>> BEGIN EXERCISE MATERIALS
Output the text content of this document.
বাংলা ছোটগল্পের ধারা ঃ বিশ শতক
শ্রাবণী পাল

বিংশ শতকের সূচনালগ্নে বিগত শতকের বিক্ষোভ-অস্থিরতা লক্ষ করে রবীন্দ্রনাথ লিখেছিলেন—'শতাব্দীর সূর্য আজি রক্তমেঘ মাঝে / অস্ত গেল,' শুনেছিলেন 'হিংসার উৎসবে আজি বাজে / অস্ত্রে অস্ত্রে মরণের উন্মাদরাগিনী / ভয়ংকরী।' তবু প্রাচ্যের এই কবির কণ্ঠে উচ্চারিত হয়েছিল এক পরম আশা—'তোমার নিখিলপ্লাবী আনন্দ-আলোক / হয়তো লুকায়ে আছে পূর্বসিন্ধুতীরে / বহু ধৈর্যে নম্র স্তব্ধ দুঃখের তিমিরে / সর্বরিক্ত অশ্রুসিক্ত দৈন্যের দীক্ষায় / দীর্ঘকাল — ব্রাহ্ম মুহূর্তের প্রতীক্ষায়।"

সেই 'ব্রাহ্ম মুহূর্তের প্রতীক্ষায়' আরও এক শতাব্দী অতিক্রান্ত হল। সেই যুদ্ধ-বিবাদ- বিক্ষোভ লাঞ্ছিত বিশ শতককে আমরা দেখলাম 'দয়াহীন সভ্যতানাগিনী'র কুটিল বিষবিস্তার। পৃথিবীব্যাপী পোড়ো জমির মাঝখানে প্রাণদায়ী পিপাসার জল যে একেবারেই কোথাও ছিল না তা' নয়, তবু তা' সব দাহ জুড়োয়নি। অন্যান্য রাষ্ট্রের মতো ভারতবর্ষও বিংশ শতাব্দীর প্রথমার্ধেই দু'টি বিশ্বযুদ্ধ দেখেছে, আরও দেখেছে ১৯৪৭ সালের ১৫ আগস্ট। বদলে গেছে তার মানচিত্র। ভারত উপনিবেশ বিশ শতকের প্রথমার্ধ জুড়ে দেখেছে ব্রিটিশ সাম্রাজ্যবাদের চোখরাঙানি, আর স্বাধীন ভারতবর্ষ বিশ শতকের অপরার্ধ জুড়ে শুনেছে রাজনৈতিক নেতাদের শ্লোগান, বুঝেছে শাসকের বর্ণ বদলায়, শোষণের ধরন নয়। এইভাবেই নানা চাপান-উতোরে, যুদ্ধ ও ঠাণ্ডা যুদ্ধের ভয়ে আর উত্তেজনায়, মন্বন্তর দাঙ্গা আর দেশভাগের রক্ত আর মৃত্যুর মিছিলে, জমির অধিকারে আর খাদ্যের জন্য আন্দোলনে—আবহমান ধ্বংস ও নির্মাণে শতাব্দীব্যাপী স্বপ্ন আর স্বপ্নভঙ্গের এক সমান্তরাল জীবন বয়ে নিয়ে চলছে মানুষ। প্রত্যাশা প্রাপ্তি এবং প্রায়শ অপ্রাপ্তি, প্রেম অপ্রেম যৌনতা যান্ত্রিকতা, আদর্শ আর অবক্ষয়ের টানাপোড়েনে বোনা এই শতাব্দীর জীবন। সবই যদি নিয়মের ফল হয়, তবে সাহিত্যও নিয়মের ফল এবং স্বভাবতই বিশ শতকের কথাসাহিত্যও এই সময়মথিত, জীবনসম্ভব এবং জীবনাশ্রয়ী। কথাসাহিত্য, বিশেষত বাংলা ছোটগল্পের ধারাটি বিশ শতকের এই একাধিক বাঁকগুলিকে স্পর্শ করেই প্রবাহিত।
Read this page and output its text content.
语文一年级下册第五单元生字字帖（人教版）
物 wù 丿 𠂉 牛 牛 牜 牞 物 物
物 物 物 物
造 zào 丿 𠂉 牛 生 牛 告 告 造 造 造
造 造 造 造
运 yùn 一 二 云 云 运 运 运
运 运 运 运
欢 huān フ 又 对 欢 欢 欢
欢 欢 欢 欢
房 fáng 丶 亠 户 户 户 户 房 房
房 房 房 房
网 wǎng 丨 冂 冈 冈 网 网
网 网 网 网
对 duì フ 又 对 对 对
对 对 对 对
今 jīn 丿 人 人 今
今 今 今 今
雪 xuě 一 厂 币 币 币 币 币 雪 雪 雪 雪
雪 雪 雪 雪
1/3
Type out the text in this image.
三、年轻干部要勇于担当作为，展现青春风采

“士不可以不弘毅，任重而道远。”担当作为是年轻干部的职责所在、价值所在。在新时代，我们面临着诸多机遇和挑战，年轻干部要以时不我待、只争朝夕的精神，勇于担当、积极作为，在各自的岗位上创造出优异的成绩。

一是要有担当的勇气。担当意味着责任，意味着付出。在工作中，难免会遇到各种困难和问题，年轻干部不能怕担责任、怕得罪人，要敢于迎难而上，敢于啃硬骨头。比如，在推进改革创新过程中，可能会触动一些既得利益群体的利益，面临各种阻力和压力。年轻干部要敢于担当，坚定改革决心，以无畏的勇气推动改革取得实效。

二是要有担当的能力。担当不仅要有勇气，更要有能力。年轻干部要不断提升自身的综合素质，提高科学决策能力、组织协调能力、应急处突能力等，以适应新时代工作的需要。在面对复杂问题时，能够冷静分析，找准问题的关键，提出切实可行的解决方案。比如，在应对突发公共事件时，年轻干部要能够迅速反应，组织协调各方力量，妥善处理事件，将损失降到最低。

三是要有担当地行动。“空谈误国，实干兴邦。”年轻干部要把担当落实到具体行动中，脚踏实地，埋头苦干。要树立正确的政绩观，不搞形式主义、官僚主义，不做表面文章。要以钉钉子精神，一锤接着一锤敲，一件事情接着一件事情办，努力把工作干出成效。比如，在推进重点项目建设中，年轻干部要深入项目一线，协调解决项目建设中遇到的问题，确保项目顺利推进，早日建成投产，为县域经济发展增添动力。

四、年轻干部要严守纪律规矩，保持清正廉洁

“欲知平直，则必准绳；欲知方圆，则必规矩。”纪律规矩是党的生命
>> END EXERCISE MATERIALS
WORK REQUIRED
Repeat word for word each line from the one with "Type out the text in this image." to the end of the records above, inclusive.

OUTPUT OF THE EXERCISE
Type out the text in this image.
三、年轻干部要勇于担当作为，展现青春风采

“士不可以不弘毅，任重而道远。”担当作为是年轻干部的职责所在、价值所在。在新时代，我们面临着诸多机遇和挑战，年轻干部要以时不我待、只争朝夕的精神，勇于担当、积极作为，在各自的岗位上创造出优异的成绩。

一是要有担当的勇气。担当意味着责任，意味着付出。在工作中，难免会遇到各种困难和问题，年轻干部不能怕担责任、怕得罪人，要敢于迎难而上，敢于啃硬骨头。比如，在推进改革创新过程中，可能会触动一些既得利益群体的利益，面临各种阻力和压力。年轻干部要敢于担当，坚定改革决心，以无畏的勇气推动改革取得实效。

二是要有担当的能力。担当不仅要有勇气，更要有能力。年轻干部要不断提升自身的综合素质，提高科学决策能力、组织协调能力、应急处突能力等，以适应新时代工作的需要。在面对复杂问题时，能够冷静分析，找准问题的关键，提出切实可行的解决方案。比如，在应对突发公共事件时，年轻干部要能够迅速反应，组织协调各方力量，妥善处理事件，将损失降到最低。

三是要有担当地行动。“空谈误国，实干兴邦。”年轻干部要把担当落实到具体行动中，脚踏实地，埋头苦干。要树立正确的政绩观，不搞形式主义、官僚主义，不做表面文章。要以钉钉子精神，一锤接着一锤敲，一件事情接着一件事情办，努力把工作干出成效。比如，在推进重点项目建设中，年轻干部要深入项目一线，协调解决项目建设中遇到的问题，确保项目顺利推进，早日建成投产，为县域经济发展增添动力。

四、年轻干部要严守纪律规矩，保持清正廉洁

“欲知平直，则必准绳；欲知方圆，则必规矩。”纪律规矩是党的生命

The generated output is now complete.